| WRITTEN TASK |
Every record must appear in your copy exactly as written, with no pictures.

---+---

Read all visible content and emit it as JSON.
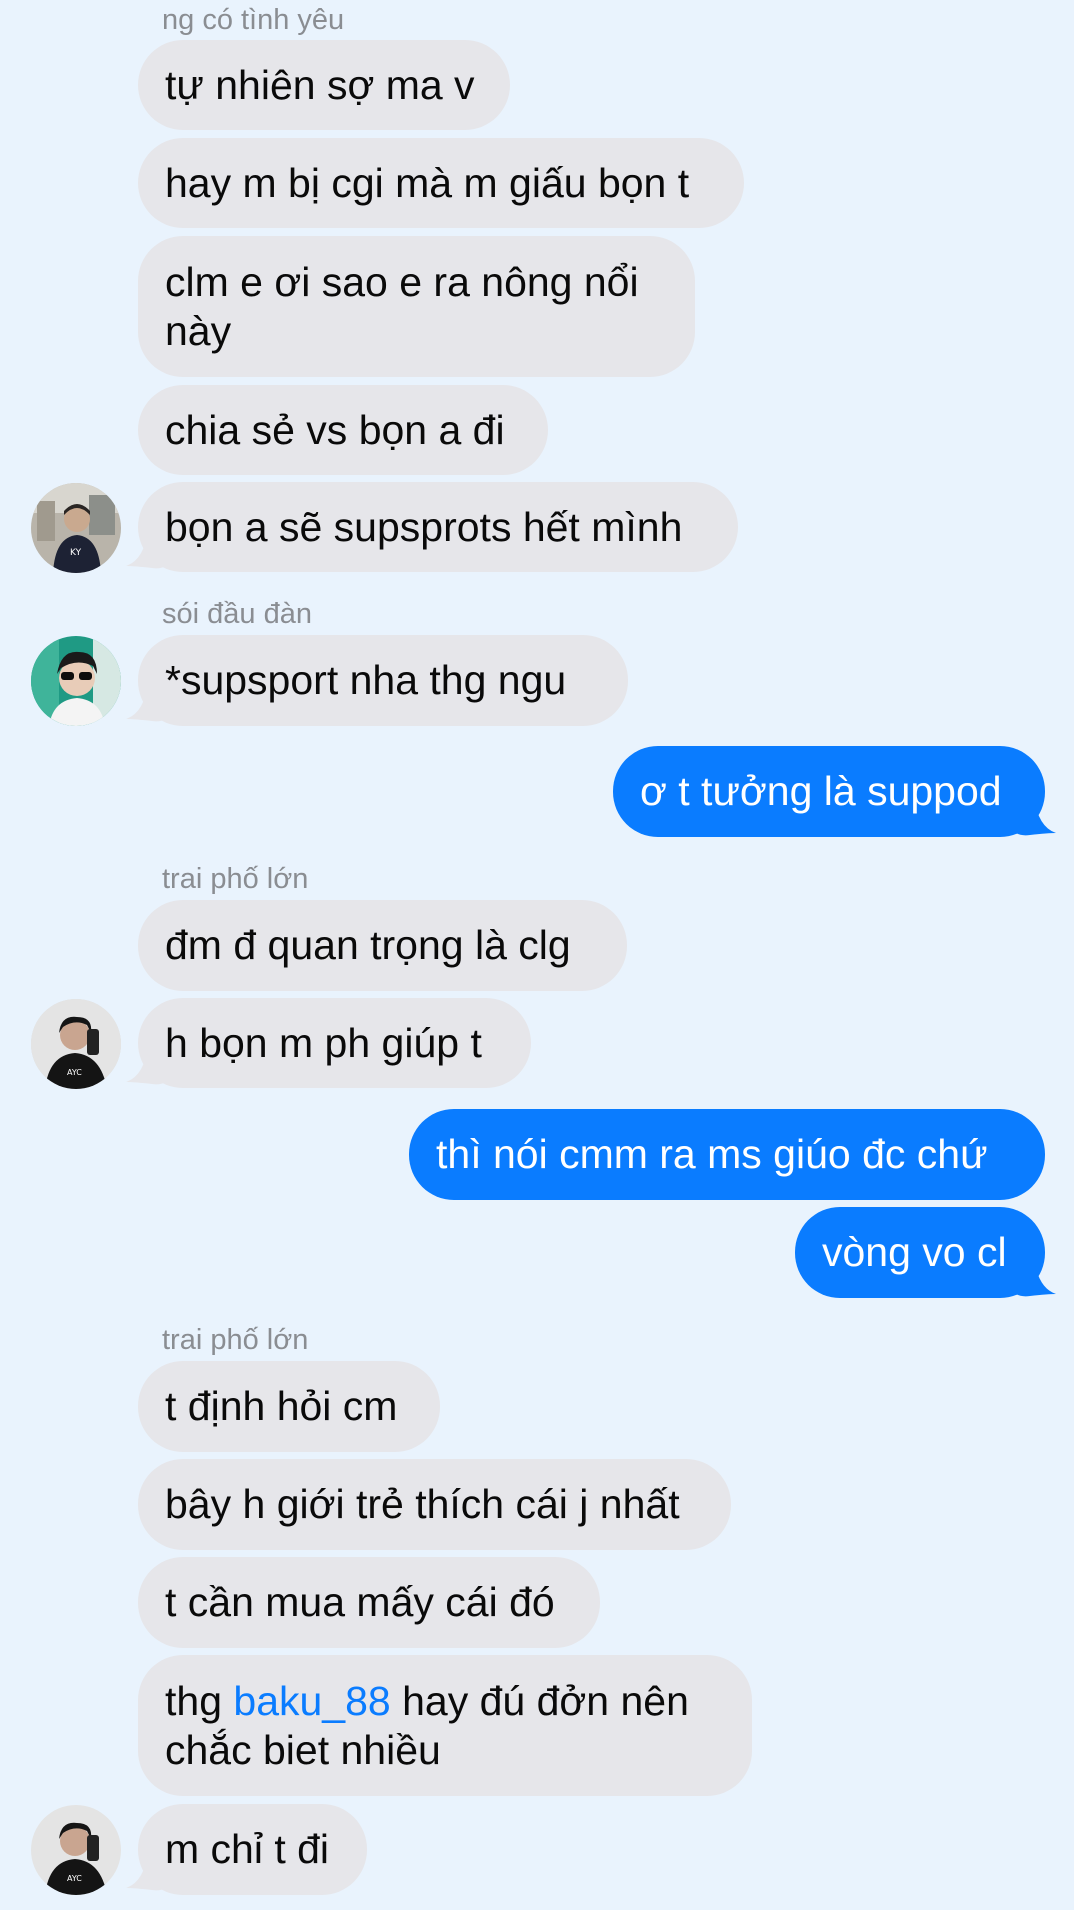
{
  "messages": [
    {
      "sender_name": "ng có tình yêu",
      "text": "tự nhiên sợ ma v"
    },
    {
      "text": "hay m bị cgi mà m giấu bọn t"
    },
    {
      "text_line1": "clm e ơi sao e ra nông nổi",
      "text_line2": "này"
    },
    {
      "text": "chia sẻ vs bọn a đi"
    },
    {
      "text": "bọn a sẽ supsprots hết mình"
    },
    {
      "sender_name": "sói đầu đàn",
      "text": "*supsport nha thg ngu"
    },
    {
      "text": "ơ t tưởng là suppod"
    },
    {
      "sender_name": "trai phố lớn",
      "text": "đm đ quan trọng là clg"
    },
    {
      "text": "h bọn m ph giúp t"
    },
    {
      "text": "thì nói cmm ra ms giúo đc chứ"
    },
    {
      "text": "vòng vo cl"
    },
    {
      "sender_name": "trai phố lớn",
      "text": "t định hỏi cm"
    },
    {
      "text": "bây h giới trẻ thích cái j nhất"
    },
    {
      "text": "t cần mua mấy cái đó"
    },
    {
      "text_prefix": "thg ",
      "mention": "baku_88",
      "text_suffix": " hay đú đởn nên",
      "text_line2": "chắc biet nhiều"
    },
    {
      "text": "m chỉ t đi"
    }
  ],
  "colors": {
    "background": "#e9f3fd",
    "incoming_bubble": "#e6e6ea",
    "outgoing_bubble": "#0a7cff",
    "mention": "#0a7cff",
    "sender_name": "#8a8d92"
  }
}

---+---

| WRITTEN SOLUTION |
Read all visible content and emit it as JSON.
{
  "messages": [
    {
      "sender_name": "ng có tình yêu",
      "text": "tự nhiên sợ ma v"
    },
    {
      "text": "hay m bị cgi mà m giấu bọn t"
    },
    {
      "text_line1": "clm e ơi sao e ra nông nổi",
      "text_line2": "này"
    },
    {
      "text": "chia sẻ vs bọn a đi"
    },
    {
      "text": "bọn a sẽ supsprots hết mình"
    },
    {
      "sender_name": "sói đầu đàn",
      "text": "*supsport nha thg ngu"
    },
    {
      "text": "ơ t tưởng là suppod"
    },
    {
      "sender_name": "trai phố lớn",
      "text": "đm đ quan trọng là clg"
    },
    {
      "text": "h bọn m ph giúp t"
    },
    {
      "text": "thì nói cmm ra ms giúo đc chứ"
    },
    {
      "text": "vòng vo cl"
    },
    {
      "sender_name": "trai phố lớn",
      "text": "t định hỏi cm"
    },
    {
      "text": "bây h giới trẻ thích cái j nhất"
    },
    {
      "text": "t cần mua mấy cái đó"
    },
    {
      "text_prefix": "thg ",
      "mention": "baku_88",
      "text_suffix": " hay đú đởn nên",
      "text_line2": "chắc biet nhiều"
    },
    {
      "text": "m chỉ t đi"
    }
  ],
  "colors": {
    "background": "#e9f3fd",
    "incoming_bubble": "#e6e6ea",
    "outgoing_bubble": "#0a7cff",
    "mention": "#0a7cff",
    "sender_name": "#8a8d92"
  }
}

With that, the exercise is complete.